A run of records
------------------------------------

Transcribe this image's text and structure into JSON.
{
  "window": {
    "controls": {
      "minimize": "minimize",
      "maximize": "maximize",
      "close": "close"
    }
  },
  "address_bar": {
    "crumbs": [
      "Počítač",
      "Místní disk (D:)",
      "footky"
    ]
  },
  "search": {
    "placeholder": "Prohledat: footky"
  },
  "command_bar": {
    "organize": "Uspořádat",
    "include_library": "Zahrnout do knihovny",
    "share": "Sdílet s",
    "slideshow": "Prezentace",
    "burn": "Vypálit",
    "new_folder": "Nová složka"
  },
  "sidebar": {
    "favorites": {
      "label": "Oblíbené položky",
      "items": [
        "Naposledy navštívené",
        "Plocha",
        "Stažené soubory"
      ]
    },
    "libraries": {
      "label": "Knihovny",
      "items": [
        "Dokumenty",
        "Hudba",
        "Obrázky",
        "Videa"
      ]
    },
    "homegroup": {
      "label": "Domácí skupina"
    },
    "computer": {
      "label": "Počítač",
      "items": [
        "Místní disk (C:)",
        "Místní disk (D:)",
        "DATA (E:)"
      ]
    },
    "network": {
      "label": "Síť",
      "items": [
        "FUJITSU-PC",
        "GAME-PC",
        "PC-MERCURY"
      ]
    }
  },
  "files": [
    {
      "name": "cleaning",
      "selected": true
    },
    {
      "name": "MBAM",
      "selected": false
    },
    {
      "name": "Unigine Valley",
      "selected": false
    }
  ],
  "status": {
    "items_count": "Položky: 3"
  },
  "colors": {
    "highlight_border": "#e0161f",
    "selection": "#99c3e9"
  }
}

------------------------------------

## [Aim]
Identify lines with the string "disk". Copy each one.

## [Expected answer]
      "Místní disk (D:)",
        "Místní disk (C:)",
        "Místní disk (D:)",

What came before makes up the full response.